» **STATED PROBLEM**: How many lines in this material include the string "Севастополя"? Answer with the number and nothing further.

(Saved entries)

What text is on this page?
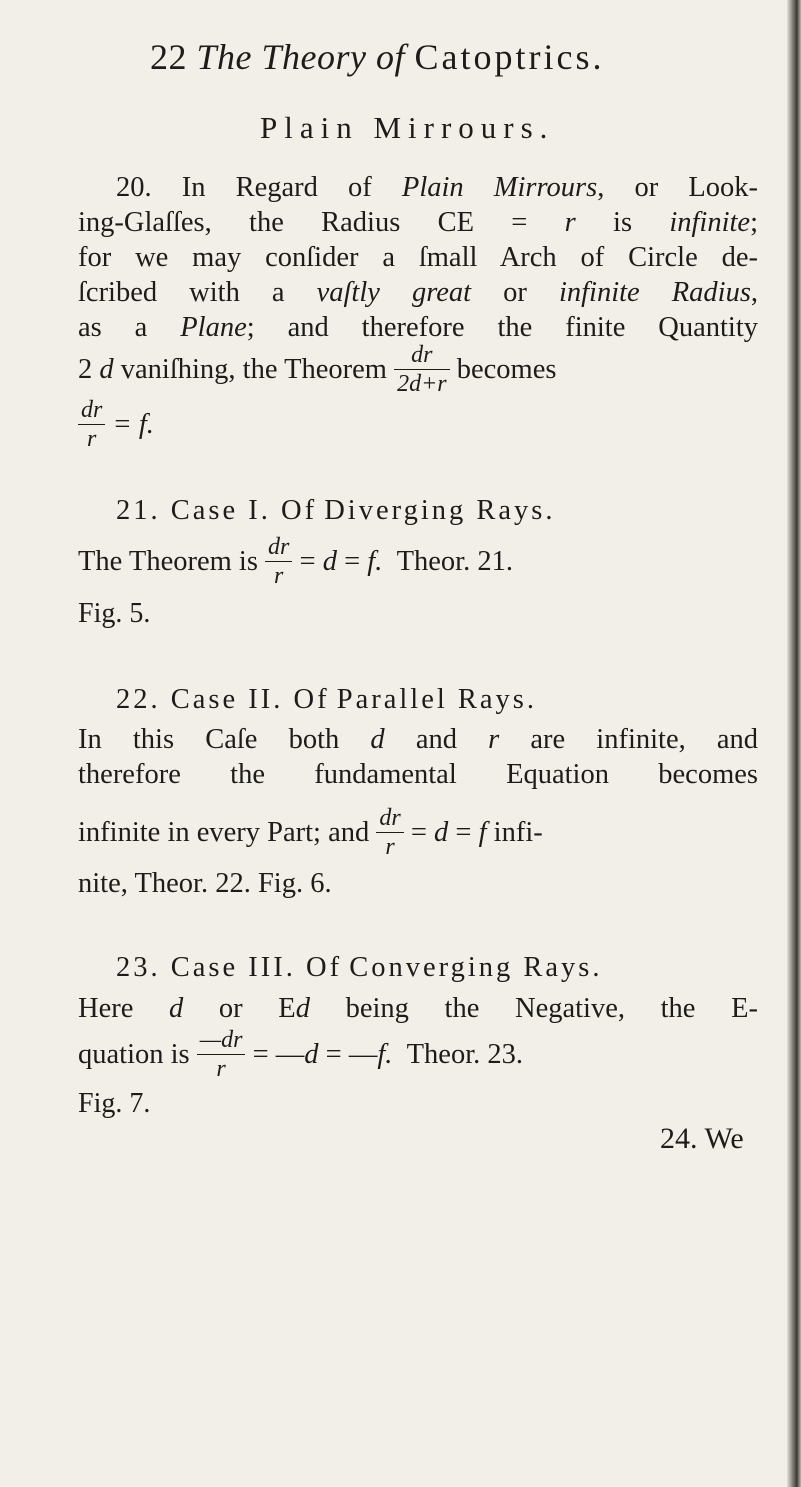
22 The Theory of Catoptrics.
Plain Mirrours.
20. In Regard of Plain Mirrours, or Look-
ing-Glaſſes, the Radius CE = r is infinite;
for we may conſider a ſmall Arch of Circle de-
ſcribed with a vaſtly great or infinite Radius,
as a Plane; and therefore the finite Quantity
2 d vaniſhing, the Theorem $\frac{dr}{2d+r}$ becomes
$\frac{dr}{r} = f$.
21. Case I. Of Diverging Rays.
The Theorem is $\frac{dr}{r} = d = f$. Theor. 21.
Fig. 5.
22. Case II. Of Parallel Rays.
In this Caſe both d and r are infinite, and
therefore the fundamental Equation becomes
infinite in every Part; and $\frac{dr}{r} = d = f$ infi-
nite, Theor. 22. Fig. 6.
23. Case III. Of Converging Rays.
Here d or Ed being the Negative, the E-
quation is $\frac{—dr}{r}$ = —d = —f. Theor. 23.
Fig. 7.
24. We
* * *
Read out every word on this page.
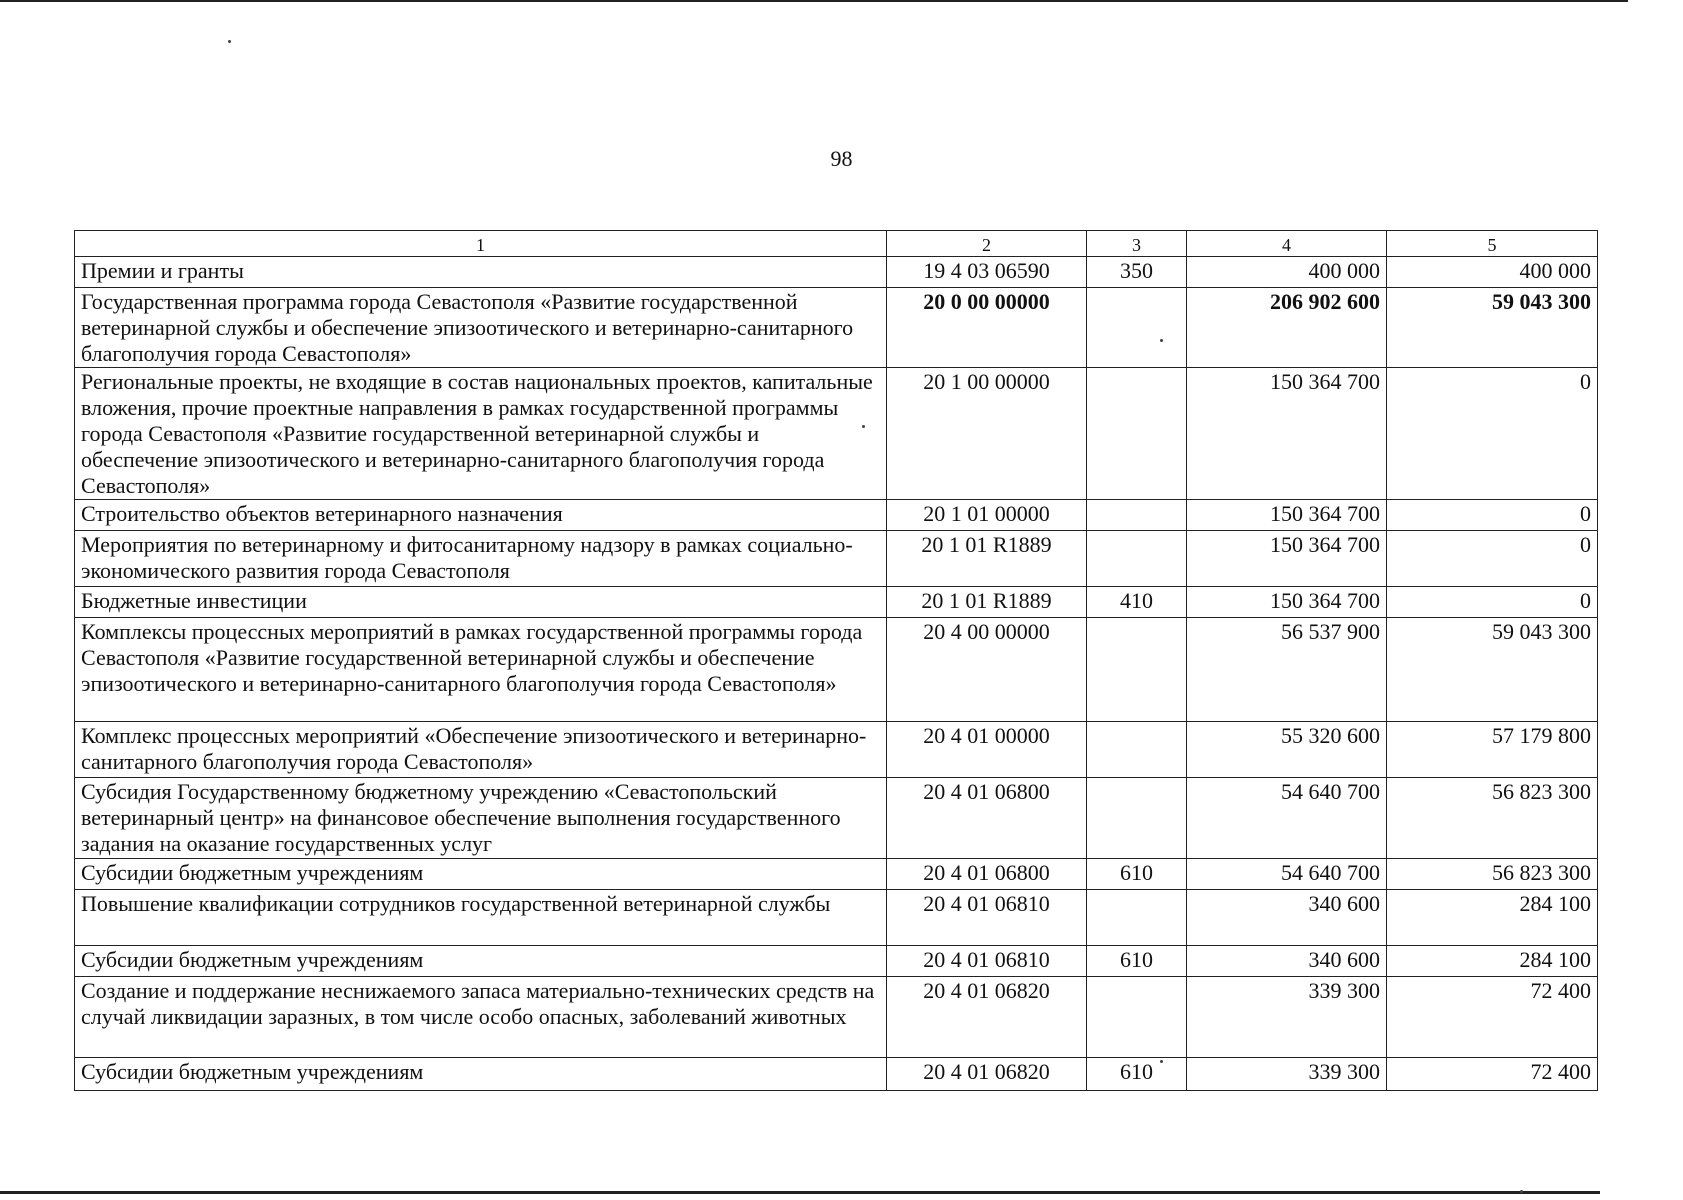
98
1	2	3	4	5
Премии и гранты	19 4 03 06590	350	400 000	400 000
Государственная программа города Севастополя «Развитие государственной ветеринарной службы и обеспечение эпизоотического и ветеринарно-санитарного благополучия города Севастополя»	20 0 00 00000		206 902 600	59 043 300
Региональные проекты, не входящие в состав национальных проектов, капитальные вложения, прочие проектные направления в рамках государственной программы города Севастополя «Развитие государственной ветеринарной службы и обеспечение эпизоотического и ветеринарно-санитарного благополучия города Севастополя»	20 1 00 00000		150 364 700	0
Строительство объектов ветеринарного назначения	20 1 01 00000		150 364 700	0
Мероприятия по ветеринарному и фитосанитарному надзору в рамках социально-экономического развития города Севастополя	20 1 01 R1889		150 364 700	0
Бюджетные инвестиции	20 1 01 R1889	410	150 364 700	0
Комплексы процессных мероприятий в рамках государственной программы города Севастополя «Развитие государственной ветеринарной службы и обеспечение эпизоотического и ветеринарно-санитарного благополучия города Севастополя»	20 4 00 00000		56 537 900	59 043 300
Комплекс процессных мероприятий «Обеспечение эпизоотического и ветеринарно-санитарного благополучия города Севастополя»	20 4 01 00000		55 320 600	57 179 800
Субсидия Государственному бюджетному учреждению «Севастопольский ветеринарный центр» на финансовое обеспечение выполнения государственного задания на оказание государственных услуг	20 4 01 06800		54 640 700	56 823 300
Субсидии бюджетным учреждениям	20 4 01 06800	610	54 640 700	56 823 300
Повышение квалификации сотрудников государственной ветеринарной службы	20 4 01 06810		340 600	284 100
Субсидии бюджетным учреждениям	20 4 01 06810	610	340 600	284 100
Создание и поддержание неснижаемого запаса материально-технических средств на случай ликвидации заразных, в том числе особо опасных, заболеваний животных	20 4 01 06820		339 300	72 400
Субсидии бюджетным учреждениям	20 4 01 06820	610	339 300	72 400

» **TASK OUTPUT**: 5